◆ EXERCISE TASK 1
Answer these from the text about Highways England and the A27:
(a) Who chairs the South Downs National Park Authority?
(b) Which MP sponsored the Transport for the South East reception at the House of Commons?
(c) When will Highways England table its new evidence?

Friday, 9 November 2018

Highways England picks up legal bills

The South Downs National Park Authority has decided to drop its pursuit of a Judicial Review of Highways England plans for the A27 at Arundel - and good old Highways England is picking up the lawyers' bills.

Margaret Paren, Chair of the SDNPA says: “We are pleased that Highways England has now agreed to re-consult on options for the A27 bypass at Arundel. People should have the right to make informed comment based on all the information available and taking into account the National Park, including new evidence that Highways England will be tabling in the spring. Since this answers the reasons why the National Park Authority was pursuing a Judicial Review, this will now be withdrawn and I am pleased that Highways England are paying all of SDNPA’s legal fees incurred in bringing this challenge.”

So far, Highways England show no signs of behaving any better with their plans for the A27 East Of Lewes, despite many invitations to share their calculations. Will it always take threats of Judicial Reviews to get things out in the open ?

Wednesday, 7 November 2018

All for one, etc

How lobbying works:

"Transport for the South East (TfSE) held a reception at the House of Commons on Tuesday (31 October), sponsored by Huw Merriman, MP for Bexhill and Battle and a member of the Transport Select Committee. Rupert Clubb, director of communities, economy and transport at East Sussex County Council and chair of the TfSE Senior Officer Group, told Transport Network there had been a very positive response from the local MPs who attended.

◆ STORED DATA
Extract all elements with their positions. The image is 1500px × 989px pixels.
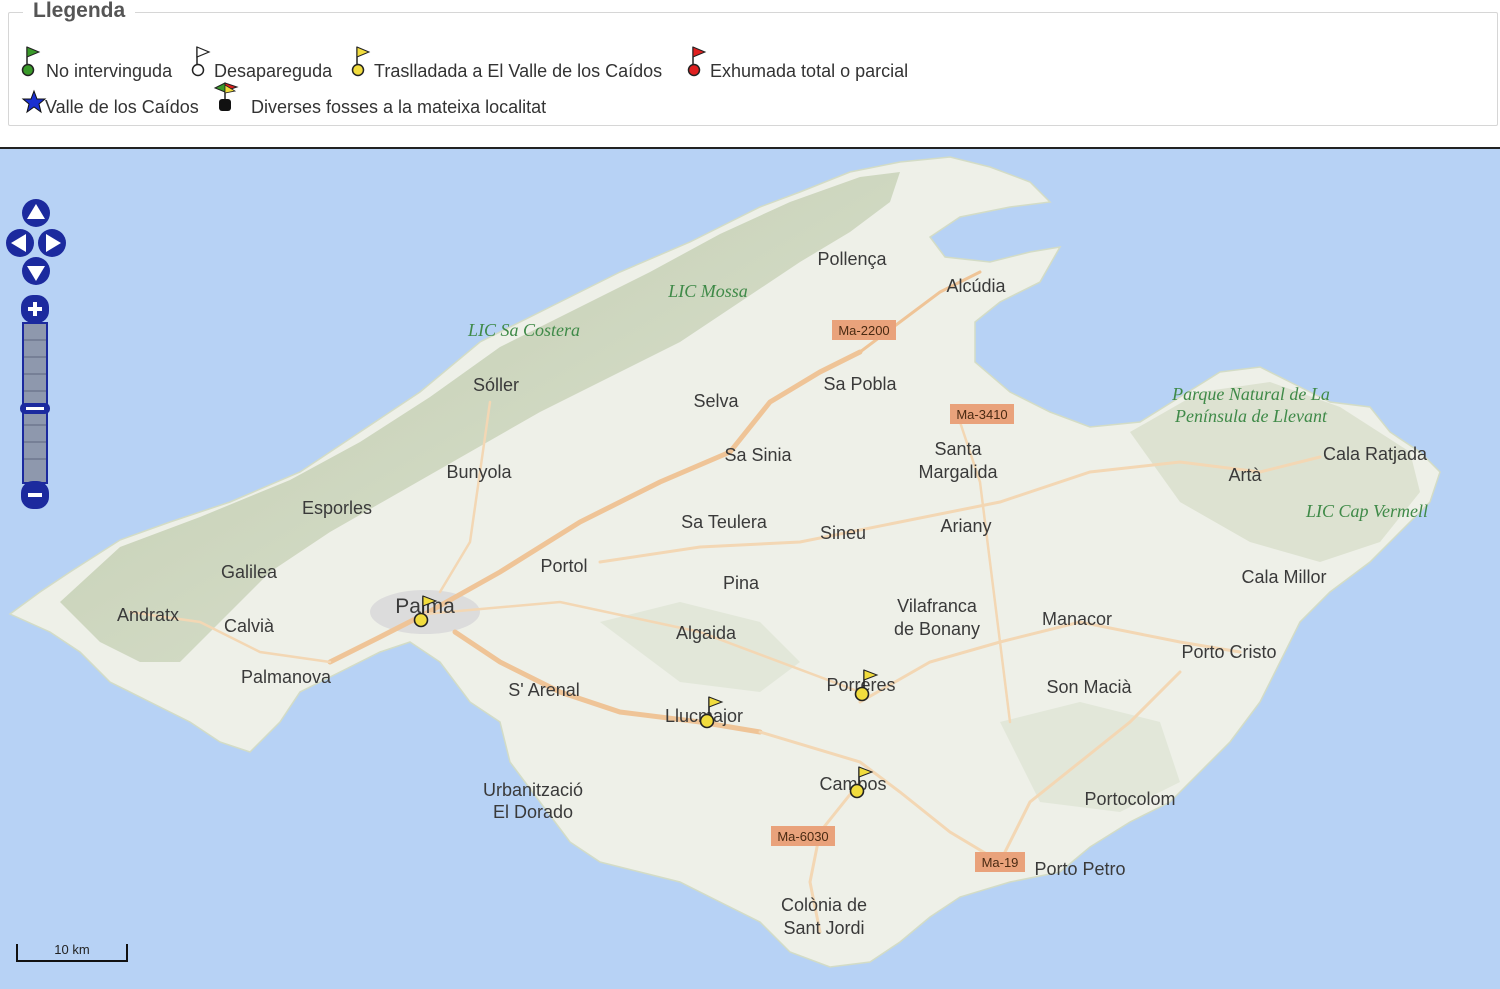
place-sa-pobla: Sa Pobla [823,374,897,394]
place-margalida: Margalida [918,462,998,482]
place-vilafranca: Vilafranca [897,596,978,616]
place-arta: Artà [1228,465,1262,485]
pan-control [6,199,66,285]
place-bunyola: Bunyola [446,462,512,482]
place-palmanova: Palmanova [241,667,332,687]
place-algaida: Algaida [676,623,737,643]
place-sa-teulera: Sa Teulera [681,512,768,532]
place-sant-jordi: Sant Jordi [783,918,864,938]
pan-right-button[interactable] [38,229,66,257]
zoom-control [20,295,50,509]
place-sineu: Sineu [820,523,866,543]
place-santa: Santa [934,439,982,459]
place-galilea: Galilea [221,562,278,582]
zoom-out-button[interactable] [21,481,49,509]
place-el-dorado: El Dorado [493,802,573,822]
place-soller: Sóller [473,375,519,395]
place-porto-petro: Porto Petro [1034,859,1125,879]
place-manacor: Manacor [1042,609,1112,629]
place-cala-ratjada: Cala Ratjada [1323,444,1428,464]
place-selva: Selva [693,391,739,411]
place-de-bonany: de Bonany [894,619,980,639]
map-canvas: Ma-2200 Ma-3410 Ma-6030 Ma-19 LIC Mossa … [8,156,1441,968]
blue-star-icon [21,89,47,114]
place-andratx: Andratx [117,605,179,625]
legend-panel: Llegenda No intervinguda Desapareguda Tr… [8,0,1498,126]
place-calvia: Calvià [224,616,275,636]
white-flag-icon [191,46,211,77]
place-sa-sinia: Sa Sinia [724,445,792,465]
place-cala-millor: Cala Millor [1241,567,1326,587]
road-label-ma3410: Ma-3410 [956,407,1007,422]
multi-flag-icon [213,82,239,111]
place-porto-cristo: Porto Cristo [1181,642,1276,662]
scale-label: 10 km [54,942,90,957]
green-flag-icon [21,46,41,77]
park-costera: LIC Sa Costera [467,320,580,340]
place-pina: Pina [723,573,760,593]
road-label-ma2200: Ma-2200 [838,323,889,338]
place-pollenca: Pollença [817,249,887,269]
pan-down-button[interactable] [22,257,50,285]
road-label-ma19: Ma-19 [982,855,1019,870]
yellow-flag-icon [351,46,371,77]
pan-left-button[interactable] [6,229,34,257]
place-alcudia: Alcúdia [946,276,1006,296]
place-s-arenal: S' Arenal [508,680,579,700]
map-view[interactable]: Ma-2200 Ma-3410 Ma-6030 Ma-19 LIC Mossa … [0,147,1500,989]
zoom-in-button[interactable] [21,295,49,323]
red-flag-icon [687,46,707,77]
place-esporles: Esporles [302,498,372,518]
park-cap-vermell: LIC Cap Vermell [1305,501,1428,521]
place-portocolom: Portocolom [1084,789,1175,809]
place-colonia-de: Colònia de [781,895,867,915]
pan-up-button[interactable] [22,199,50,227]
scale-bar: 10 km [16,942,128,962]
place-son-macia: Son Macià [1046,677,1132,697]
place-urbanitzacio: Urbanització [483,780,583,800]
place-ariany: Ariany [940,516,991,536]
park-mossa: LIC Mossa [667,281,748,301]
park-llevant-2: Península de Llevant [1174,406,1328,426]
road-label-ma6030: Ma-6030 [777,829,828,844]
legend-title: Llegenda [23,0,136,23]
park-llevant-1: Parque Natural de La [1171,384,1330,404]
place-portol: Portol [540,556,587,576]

◆ EXERCISE TASK 2
Copy out word for word the lines of the records from the line with "place-sa-pobla: Sa Pobla [823,374,897,394]" to the line with "place-colonia-de: Colònia de", including both of those lines.

◆ EXERCISE ANSWER 1
(a) Margaret Paren
(b) Huw Merriman, MP for Bexhill and Battle
(c) In the spring

◆ EXERCISE ANSWER 2
place-sa-pobla: Sa Pobla [823,374,897,394]
place-margalida: Margalida [918,462,998,482]
place-vilafranca: Vilafranca [897,596,978,616]
place-arta: Artà [1228,465,1262,485]
pan-control [6,199,66,285]
place-bunyola: Bunyola [446,462,512,482]
place-palmanova: Palmanova [241,667,332,687]
place-algaida: Algaida [676,623,737,643]
place-sa-teulera: Sa Teulera [681,512,768,532]
place-sant-jordi: Sant Jordi [783,918,864,938]
pan-right-button[interactable] [38,229,66,257]
zoom-control [20,295,50,509]
place-sineu: Sineu [820,523,866,543]
place-santa: Santa [934,439,982,459]
place-galilea: Galilea [221,562,278,582]
zoom-out-button[interactable] [21,481,49,509]
place-el-dorado: El Dorado [493,802,573,822]
place-soller: Sóller [473,375,519,395]
place-porto-petro: Porto Petro [1034,859,1125,879]
place-manacor: Manacor [1042,609,1112,629]
place-cala-ratjada: Cala Ratjada [1323,444,1428,464]
place-selva: Selva [693,391,739,411]
place-de-bonany: de Bonany [894,619,980,639]
map-canvas: Ma-2200 Ma-3410 Ma-6030 Ma-19 LIC Mossa … [8,156,1441,968]
blue-star-icon [21,89,47,114]
place-andratx: Andratx [117,605,179,625]
legend-panel: Llegenda No intervinguda Desapareguda Tr… [8,0,1498,126]
place-calvia: Calvià [224,616,275,636]
white-flag-icon [191,46,211,77]
place-sa-sinia: Sa Sinia [724,445,792,465]
place-cala-millor: Cala Millor [1241,567,1326,587]
road-label-ma3410: Ma-3410 [956,407,1007,422]
multi-flag-icon [213,82,239,111]
place-porto-cristo: Porto Cristo [1181,642,1276,662]
scale-label: 10 km [54,942,90,957]
green-flag-icon [21,46,41,77]
park-costera: LIC Sa Costera [467,320,580,340]
place-pina: Pina [723,573,760,593]
road-label-ma2200: Ma-2200 [838,323,889,338]
place-pollenca: Pollença [817,249,887,269]
pan-down-button[interactable] [22,257,50,285]
road-label-ma19: Ma-19 [982,855,1019,870]
yellow-flag-icon [351,46,371,77]
pan-left-button[interactable] [6,229,34,257]
place-alcudia: Alcúdia [946,276,1006,296]
place-s-arenal: S' Arenal [508,680,579,700]
map-view[interactable]: Ma-2200 Ma-3410 Ma-6030 Ma-19 LIC Mossa … [0,147,1500,989]
zoom-in-button[interactable] [21,295,49,323]
red-flag-icon [687,46,707,77]
place-esporles: Esporles [302,498,372,518]
park-cap-vermell: LIC Cap Vermell [1305,501,1428,521]
place-portocolom: Portocolom [1084,789,1175,809]
place-colonia-de: Colònia de [781,895,867,915]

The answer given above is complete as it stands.